▶ [Goal 1] Summarize the Nightscreen passage in two sentences.
▶ [Goal 2] Say whether each statement agrees with the Nightscreen passage, answering yes or no and quoting the deciding words: (a) Channel Nightscreen was axed in 2011. (b) CITV used the service after it closed down for the evening. (c) The Nightshift included regional news opt-outs for four STV sub-regions.
▶ [Goal 3] Print the part of the Nightscreen passage from "In February 1999, STV" up to and including "brought Channel Television.".

▶ [Excerpt to read]

In February 1999, STV started carrying Nightscreen as a programming filler during its overnight programming strand 'Night Time TV' (run by SMG and jointly aired between the Scottish and Grampian regions at the time), whilst sister station Grampian had already carried Nightscreen as a filler in their programming schedules by this time too.

ITV Channel Television previously ran its own version of the service entitled Channel Nightscreen consisting of local news headlines and programming information. Channel Nightscreen was axed towards the end of 2011 shortly after ITV plc brought Channel Television.

In April 2010, STV launched its own Scottish night-time service, The Nightshift, broadcast in the STV Central region and consisting of programming highlights, news, competitions and viewers texts and emails read out by a live out-of-vision presenter. STV North continued to broadcast ITV Nightscreen until July 2010, when The Nightshift was extended to the North region. The programme included regional news opt-outs for the four STV sub-regions: Aberdeen & the North, Dundee & Tayside, Edinburgh & the East and Glasgow & the West. STV dropped The Nightshift from its schedules in June 2015, meaning Nightscreen was extended on the station.

In October 2021, the programme was replaced by Unwind with ITV (branded as Unwind with STV on STV in Central Scotland and North of Scotland).

==Broadcasts==

ITV Nightscreen was broadcast every night on ITV1, STV and UTV. Very occasionally it was not broadcast due to live events happening overnight. such as coverage of national elections in both the United Kingdom and the United States. In the British Superbike seasons 2017 to 2020. Nightscreen was off air one night a week showing highlights.

Nightscreen was also broadcast on ITV2, ITV3, ITV4 and ITVBe. Availability depended on how much unused time was left, and could sometimes last for as little as five minutes as teleshopping is shown on these channels. There was a different music tracklist for each channel, however, upcoming programmes on only the ITV network were shown. CITV did not use the service since the channel closed down at 6:00 pm (later 9:00 pm). Although not an ITV-branded channel, ITV's defunct Men & Motors channel (closed 1 April 2010) would in its later years carry the filler from the close of programming until 6:00 am.

Layout region records
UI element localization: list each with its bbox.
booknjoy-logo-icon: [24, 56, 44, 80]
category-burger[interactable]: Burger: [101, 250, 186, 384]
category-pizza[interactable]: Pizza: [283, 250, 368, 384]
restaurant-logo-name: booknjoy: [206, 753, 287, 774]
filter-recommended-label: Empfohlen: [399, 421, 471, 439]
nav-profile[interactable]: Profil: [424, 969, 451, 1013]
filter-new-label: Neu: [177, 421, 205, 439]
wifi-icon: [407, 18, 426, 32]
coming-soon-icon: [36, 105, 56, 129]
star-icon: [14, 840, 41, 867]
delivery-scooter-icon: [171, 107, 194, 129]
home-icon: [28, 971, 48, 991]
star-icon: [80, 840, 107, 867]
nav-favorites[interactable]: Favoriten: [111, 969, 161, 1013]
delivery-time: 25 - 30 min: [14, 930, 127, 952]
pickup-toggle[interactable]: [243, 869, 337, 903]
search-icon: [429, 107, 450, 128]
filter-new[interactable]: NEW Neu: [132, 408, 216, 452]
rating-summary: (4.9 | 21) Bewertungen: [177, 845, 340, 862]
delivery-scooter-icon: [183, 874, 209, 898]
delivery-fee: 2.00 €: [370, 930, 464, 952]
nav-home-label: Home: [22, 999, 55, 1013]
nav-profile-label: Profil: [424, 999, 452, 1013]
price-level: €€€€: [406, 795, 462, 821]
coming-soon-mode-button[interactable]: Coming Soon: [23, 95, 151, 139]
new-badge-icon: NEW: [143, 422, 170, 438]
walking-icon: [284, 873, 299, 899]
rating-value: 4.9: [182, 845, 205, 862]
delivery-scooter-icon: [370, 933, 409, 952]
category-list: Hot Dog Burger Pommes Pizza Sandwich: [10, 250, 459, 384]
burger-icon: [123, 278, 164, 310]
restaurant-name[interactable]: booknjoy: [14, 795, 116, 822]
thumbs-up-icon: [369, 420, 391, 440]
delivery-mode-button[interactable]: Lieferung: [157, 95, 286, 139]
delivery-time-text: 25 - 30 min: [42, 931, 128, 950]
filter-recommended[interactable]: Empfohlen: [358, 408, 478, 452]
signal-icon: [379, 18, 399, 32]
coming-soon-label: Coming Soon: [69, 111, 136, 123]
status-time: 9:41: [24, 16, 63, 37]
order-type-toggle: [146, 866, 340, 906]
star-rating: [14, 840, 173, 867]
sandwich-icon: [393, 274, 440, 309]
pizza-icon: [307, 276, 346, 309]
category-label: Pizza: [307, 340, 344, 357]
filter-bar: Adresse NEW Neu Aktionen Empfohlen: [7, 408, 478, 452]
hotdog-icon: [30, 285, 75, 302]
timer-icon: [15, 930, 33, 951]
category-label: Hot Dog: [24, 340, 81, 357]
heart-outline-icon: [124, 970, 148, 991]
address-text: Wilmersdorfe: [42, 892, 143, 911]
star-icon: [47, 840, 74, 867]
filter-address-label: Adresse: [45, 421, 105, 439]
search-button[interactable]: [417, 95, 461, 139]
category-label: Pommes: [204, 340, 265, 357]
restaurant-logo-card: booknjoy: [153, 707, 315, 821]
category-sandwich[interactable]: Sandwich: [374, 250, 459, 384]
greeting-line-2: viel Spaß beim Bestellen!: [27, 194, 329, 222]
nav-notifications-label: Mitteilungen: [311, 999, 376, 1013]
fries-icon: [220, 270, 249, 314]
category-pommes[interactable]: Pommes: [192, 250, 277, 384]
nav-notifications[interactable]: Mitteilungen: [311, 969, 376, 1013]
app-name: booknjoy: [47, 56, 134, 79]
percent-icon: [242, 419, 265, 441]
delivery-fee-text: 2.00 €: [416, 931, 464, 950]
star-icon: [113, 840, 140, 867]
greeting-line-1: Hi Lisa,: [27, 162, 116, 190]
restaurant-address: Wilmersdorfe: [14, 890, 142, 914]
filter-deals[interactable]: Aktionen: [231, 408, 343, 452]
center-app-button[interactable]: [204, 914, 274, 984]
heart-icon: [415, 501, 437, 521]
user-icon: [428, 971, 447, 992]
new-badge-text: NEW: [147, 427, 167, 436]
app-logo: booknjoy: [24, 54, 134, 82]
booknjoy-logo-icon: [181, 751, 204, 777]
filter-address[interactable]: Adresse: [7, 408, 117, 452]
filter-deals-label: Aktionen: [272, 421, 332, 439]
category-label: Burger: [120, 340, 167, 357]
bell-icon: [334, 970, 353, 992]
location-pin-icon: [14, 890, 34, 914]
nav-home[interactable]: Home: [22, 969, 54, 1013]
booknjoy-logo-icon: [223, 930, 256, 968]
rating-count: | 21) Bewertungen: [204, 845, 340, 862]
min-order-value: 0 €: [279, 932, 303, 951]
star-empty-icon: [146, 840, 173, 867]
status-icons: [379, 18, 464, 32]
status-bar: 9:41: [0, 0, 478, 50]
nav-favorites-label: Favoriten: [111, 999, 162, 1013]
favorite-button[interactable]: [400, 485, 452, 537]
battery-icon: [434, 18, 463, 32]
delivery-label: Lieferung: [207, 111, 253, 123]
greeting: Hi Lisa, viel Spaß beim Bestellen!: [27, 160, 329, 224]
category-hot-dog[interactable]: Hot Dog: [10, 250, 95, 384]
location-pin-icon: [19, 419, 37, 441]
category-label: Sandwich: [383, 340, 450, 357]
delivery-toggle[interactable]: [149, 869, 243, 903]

▶ [Exercise answer 1] ITV Nightscreen was an overnight filler broadcast every night on ITV1, STV and UTV, and also on ITV2, ITV3, ITV4 and ITVBe depending on how much unused time was left. STV ran its own night-time service, The Nightshift, from 2010 until dropping it in June 2015, and in October 2021 the programme was replaced by Unwind with ITV.

▶ [Exercise answer 2]
(a) Yes: "Channel Nightscreen was axed towards the end of 2011"
(b) No: "CITV did not use the service since the channel closed down at 6:00 pm"
(c) Yes: "The programme included regional news opt-outs for the four STV sub-regions"

▶ [Exercise answer 3]
In February 1999, STV started carrying Nightscreen as a programming filler during its overnight programming strand 'Night Time TV' (run by SMG and jointly aired between the Scottish and Grampian regions at the time), whilst sister station Grampian had already carried Nightscreen as a filler in their programming schedules by this time too.

ITV Channel Television previously ran its own version of the service entitled Channel Nightscreen consisting of local news headlines and programming information. Channel Nightscreen was axed towards the end of 2011 shortly after ITV plc brought Channel Television.